++++ EXERCISE DATA ++++

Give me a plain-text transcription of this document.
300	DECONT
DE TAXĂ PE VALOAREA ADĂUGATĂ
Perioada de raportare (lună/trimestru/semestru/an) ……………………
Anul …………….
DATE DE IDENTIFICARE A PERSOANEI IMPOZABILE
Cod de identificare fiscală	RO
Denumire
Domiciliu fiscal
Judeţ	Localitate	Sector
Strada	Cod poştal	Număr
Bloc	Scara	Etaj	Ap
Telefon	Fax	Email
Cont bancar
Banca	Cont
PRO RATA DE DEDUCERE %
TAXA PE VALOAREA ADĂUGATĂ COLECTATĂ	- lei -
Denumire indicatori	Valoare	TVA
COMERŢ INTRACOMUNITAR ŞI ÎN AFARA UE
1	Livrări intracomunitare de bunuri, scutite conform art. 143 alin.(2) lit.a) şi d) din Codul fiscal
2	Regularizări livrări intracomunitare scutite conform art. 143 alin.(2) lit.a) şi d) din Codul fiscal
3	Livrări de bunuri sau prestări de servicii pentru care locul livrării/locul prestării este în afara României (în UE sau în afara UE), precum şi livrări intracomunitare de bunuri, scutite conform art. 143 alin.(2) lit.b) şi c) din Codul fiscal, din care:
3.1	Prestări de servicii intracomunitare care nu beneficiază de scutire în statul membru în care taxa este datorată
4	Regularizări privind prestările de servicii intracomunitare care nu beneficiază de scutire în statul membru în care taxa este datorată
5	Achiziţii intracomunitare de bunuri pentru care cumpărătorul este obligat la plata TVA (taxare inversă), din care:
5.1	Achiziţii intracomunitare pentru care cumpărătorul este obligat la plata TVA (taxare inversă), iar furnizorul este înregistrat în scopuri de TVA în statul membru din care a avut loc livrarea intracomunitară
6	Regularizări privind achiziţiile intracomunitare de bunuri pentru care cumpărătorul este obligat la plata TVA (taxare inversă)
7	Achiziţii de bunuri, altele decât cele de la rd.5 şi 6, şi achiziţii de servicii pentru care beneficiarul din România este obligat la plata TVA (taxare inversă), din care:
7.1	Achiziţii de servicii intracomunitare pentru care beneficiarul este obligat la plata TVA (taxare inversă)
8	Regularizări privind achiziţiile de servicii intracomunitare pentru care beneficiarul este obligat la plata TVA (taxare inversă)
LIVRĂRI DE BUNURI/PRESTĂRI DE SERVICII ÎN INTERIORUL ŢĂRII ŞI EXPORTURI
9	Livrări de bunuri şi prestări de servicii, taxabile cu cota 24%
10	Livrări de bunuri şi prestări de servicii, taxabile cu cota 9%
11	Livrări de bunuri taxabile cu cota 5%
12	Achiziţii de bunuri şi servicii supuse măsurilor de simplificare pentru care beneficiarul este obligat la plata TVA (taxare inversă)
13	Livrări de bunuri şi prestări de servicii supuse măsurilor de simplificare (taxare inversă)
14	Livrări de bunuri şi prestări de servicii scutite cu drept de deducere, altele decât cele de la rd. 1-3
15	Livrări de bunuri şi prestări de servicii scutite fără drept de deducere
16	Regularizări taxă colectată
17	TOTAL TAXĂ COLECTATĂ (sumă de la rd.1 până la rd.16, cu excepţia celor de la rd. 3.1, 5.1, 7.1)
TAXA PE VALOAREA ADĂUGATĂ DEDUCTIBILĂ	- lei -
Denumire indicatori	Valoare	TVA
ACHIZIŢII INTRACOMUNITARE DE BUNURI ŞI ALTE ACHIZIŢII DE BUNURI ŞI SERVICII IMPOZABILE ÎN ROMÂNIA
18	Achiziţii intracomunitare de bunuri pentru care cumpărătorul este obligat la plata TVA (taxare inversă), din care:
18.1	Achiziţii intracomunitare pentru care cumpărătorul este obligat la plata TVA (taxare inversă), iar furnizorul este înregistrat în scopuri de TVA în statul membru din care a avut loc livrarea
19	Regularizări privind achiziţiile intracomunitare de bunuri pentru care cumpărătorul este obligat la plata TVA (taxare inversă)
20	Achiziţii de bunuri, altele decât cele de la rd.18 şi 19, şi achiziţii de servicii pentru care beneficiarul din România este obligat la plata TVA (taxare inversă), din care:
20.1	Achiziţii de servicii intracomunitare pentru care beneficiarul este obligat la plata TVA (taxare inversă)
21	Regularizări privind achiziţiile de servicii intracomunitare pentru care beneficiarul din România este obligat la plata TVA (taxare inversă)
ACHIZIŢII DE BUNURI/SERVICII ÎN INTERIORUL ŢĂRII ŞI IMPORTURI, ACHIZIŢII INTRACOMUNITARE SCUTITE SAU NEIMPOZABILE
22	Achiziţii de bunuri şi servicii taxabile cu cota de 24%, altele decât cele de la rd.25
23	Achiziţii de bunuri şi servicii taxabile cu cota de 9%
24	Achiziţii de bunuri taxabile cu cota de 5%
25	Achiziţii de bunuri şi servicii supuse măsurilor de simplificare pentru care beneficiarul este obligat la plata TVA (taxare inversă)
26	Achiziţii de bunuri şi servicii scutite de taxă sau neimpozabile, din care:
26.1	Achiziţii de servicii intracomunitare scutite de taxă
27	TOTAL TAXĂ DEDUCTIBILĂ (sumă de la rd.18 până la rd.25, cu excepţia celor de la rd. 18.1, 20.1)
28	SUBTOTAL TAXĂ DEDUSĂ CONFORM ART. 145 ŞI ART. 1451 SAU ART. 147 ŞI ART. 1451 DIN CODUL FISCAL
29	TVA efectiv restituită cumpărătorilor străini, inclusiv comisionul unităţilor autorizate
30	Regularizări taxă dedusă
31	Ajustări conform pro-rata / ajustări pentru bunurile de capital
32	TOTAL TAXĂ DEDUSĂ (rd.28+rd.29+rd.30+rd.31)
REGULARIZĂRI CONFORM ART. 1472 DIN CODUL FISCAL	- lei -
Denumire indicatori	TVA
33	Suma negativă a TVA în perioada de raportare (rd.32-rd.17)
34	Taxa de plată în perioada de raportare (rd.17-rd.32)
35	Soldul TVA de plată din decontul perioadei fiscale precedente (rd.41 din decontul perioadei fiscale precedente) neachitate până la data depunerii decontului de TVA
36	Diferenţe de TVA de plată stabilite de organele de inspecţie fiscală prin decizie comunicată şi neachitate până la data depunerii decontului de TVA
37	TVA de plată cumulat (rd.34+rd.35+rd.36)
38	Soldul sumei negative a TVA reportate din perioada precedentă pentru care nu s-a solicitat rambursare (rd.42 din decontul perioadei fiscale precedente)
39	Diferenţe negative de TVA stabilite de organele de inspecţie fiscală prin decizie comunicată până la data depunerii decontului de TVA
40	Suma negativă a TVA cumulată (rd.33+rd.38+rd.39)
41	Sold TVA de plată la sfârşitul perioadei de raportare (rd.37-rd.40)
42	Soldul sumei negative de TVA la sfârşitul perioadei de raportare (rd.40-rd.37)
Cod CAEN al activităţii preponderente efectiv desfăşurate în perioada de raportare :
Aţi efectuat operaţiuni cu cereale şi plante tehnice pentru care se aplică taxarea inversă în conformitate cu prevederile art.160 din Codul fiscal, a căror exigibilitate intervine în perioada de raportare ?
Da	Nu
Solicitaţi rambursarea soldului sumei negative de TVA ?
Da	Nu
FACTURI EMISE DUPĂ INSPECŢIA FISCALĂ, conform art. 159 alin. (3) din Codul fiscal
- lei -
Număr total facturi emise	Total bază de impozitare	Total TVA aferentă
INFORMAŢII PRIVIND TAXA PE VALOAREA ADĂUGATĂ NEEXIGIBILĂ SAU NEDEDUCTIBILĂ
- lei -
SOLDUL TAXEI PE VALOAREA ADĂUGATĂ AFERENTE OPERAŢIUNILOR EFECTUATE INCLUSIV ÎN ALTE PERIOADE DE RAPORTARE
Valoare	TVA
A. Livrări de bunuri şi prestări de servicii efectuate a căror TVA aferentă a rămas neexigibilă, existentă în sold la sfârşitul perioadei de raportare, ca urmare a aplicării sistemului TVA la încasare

++++

In how many lines does the word "scutire" appear? Respond with the number alone.

THE SOLUTION
2